>> begin

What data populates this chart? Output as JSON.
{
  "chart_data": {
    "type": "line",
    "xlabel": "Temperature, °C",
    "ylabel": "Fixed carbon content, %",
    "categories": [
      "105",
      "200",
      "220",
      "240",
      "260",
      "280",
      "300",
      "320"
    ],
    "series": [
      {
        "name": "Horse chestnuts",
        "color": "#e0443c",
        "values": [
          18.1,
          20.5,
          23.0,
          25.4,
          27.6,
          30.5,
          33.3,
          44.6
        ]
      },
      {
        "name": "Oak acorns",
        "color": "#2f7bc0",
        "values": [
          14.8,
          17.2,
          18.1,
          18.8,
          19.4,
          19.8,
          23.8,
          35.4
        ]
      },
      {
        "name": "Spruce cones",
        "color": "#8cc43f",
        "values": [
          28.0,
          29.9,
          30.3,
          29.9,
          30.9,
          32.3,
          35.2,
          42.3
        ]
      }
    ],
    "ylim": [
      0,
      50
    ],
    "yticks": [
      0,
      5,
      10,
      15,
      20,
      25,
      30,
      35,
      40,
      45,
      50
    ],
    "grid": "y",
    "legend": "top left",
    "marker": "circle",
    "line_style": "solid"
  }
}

>> end

## Short task
In the entries above, count every line containing the word "name". Write only the total.

## Reply
3